* START *

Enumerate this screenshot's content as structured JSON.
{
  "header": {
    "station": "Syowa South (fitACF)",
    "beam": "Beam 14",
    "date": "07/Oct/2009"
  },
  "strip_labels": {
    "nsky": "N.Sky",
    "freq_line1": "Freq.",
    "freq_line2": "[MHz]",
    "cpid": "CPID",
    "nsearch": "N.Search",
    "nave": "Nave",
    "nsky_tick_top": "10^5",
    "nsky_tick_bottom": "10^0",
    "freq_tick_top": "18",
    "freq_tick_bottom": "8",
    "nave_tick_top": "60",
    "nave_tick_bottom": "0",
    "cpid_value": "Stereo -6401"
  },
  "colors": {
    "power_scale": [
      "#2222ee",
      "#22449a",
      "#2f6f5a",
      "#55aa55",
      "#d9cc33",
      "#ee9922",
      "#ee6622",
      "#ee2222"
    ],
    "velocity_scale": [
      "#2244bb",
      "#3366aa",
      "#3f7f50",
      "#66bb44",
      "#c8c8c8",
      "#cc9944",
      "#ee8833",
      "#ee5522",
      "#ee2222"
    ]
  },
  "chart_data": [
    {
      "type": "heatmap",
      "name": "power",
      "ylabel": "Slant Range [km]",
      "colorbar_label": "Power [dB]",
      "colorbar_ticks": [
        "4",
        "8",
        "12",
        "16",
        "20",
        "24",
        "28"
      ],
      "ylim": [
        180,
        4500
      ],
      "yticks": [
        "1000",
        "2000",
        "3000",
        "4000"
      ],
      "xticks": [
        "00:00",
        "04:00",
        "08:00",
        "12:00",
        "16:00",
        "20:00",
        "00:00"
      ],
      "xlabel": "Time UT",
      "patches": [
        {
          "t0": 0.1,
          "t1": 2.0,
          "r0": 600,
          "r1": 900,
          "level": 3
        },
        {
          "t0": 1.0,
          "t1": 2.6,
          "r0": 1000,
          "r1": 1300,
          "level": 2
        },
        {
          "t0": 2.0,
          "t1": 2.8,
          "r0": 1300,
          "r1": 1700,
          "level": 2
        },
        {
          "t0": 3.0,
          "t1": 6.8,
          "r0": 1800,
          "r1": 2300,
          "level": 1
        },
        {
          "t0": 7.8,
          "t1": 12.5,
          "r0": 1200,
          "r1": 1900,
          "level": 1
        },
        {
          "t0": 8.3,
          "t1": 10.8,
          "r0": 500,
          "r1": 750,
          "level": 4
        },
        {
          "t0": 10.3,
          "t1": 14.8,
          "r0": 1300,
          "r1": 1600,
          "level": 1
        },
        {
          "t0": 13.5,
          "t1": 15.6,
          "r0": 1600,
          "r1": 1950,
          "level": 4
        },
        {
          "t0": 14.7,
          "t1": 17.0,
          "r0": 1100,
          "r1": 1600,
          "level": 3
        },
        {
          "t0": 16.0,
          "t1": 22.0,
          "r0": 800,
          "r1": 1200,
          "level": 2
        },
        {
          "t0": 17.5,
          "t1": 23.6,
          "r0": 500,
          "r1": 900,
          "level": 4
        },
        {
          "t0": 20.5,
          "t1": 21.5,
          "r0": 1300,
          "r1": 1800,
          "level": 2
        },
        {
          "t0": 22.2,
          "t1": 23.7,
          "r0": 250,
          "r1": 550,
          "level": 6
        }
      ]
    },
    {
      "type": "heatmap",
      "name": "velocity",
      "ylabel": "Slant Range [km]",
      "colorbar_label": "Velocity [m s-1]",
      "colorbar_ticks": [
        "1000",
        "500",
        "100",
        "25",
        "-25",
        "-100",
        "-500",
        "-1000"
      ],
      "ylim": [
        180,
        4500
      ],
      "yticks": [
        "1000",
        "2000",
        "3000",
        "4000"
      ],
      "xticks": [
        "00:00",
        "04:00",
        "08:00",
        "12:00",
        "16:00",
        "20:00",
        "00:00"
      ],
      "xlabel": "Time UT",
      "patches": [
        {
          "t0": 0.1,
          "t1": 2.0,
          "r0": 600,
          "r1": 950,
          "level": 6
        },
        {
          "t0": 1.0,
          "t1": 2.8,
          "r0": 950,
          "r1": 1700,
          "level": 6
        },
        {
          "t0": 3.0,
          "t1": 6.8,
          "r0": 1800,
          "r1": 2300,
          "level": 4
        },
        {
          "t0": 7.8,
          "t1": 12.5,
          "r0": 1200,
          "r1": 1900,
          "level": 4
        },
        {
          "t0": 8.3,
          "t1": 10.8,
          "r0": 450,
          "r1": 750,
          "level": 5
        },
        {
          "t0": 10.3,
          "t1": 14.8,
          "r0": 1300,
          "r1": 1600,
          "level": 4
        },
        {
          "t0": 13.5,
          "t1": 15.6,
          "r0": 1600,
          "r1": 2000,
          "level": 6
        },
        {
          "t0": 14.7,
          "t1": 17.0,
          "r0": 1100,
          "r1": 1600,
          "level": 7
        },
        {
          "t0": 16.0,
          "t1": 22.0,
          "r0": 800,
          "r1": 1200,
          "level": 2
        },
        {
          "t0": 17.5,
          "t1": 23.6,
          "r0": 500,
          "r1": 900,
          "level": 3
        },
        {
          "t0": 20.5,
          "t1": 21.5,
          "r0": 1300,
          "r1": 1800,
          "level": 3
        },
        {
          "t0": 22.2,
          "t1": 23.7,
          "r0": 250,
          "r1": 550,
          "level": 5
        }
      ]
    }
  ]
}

* END *

__Exercise prompt__:
Exactly as they are written, print the entries again.

__Response to this task__:
Enumerate this screenshot's content as structured JSON.
{
  "header": {
    "station": "Syowa South (fitACF)",
    "beam": "Beam 14",
    "date": "07/Oct/2009"
  },
  "strip_labels": {
    "nsky": "N.Sky",
    "freq_line1": "Freq.",
    "freq_line2": "[MHz]",
    "cpid": "CPID",
    "nsearch": "N.Search",
    "nave": "Nave",
    "nsky_tick_top": "10^5",
    "nsky_tick_bottom": "10^0",
    "freq_tick_top": "18",
    "freq_tick_bottom": "8",
    "nave_tick_top": "60",
    "nave_tick_bottom": "0",
    "cpid_value": "Stereo -6401"
  },
  "colors": {
    "power_scale": [
      "#2222ee",
      "#22449a",
      "#2f6f5a",
      "#55aa55",
      "#d9cc33",
      "#ee9922",
      "#ee6622",
      "#ee2222"
    ],
    "velocity_scale": [
      "#2244bb",
      "#3366aa",
      "#3f7f50",
      "#66bb44",
      "#c8c8c8",
      "#cc9944",
      "#ee8833",
      "#ee5522",
      "#ee2222"
    ]
  },
  "chart_data": [
    {
      "type": "heatmap",
      "name": "power",
      "ylabel": "Slant Range [km]",
      "colorbar_label": "Power [dB]",
      "colorbar_ticks": [
        "4",
        "8",
        "12",
        "16",
        "20",
        "24",
        "28"
      ],
      "ylim": [
        180,
        4500
      ],
      "yticks": [
        "1000",
        "2000",
        "3000",
        "4000"
      ],
      "xticks": [
        "00:00",
        "04:00",
        "08:00",
        "12:00",
        "16:00",
        "20:00",
        "00:00"
      ],
      "xlabel": "Time UT",
      "patches": [
        {
          "t0": 0.1,
          "t1": 2.0,
          "r0": 600,
          "r1": 900,
          "level": 3
        },
        {
          "t0": 1.0,
          "t1": 2.6,
          "r0": 1000,
          "r1": 1300,
          "level": 2
        },
        {
          "t0": 2.0,
          "t1": 2.8,
          "r0": 1300,
          "r1": 1700,
          "level": 2
        },
        {
          "t0": 3.0,
          "t1": 6.8,
          "r0": 1800,
          "r1": 2300,
          "level": 1
        },
        {
          "t0": 7.8,
          "t1": 12.5,
          "r0": 1200,
          "r1": 1900,
          "level": 1
        },
        {
          "t0": 8.3,
          "t1": 10.8,
          "r0": 500,
          "r1": 750,
          "level": 4
        },
        {
          "t0": 10.3,
          "t1": 14.8,
          "r0": 1300,
          "r1": 1600,
          "level": 1
        },
        {
          "t0": 13.5,
          "t1": 15.6,
          "r0": 1600,
          "r1": 1950,
          "level": 4
        },
        {
          "t0": 14.7,
          "t1": 17.0,
          "r0": 1100,
          "r1": 1600,
          "level": 3
        },
        {
          "t0": 16.0,
          "t1": 22.0,
          "r0": 800,
          "r1": 1200,
          "level": 2
        },
        {
          "t0": 17.5,
          "t1": 23.6,
          "r0": 500,
          "r1": 900,
          "level": 4
        },
        {
          "t0": 20.5,
          "t1": 21.5,
          "r0": 1300,
          "r1": 1800,
          "level": 2
        },
        {
          "t0": 22.2,
          "t1": 23.7,
          "r0": 250,
          "r1": 550,
          "level": 6
        }
      ]
    },
    {
      "type": "heatmap",
      "name": "velocity",
      "ylabel": "Slant Range [km]",
      "colorbar_label": "Velocity [m s-1]",
      "colorbar_ticks": [
        "1000",
        "500",
        "100",
        "25",
        "-25",
        "-100",
        "-500",
        "-1000"
      ],
      "ylim": [
        180,
        4500
      ],
      "yticks": [
        "1000",
        "2000",
        "3000",
        "4000"
      ],
      "xticks": [
        "00:00",
        "04:00",
        "08:00",
        "12:00",
        "16:00",
        "20:00",
        "00:00"
      ],
      "xlabel": "Time UT",
      "patches": [
        {
          "t0": 0.1,
          "t1": 2.0,
          "r0": 600,
          "r1": 950,
          "level": 6
        },
        {
          "t0": 1.0,
          "t1": 2.8,
          "r0": 950,
          "r1": 1700,
          "level": 6
        },
        {
          "t0": 3.0,
          "t1": 6.8,
          "r0": 1800,
          "r1": 2300,
          "level": 4
        },
        {
          "t0": 7.8,
          "t1": 12.5,
          "r0": 1200,
          "r1": 1900,
          "level": 4
        },
        {
          "t0": 8.3,
          "t1": 10.8,
          "r0": 450,
          "r1": 750,
          "level": 5
        },
        {
          "t0": 10.3,
          "t1": 14.8,
          "r0": 1300,
          "r1": 1600,
          "level": 4
        },
        {
          "t0": 13.5,
          "t1": 15.6,
          "r0": 1600,
          "r1": 2000,
          "level": 6
        },
        {
          "t0": 14.7,
          "t1": 17.0,
          "r0": 1100,
          "r1": 1600,
          "level": 7
        },
        {
          "t0": 16.0,
          "t1": 22.0,
          "r0": 800,
          "r1": 1200,
          "level": 2
        },
        {
          "t0": 17.5,
          "t1": 23.6,
          "r0": 500,
          "r1": 900,
          "level": 3
        },
        {
          "t0": 20.5,
          "t1": 21.5,
          "r0": 1300,
          "r1": 1800,
          "level": 3
        },
        {
          "t0": 22.2,
          "t1": 23.7,
          "r0": 250,
          "r1": 550,
          "level": 5
        }
      ]
    }
  ]
}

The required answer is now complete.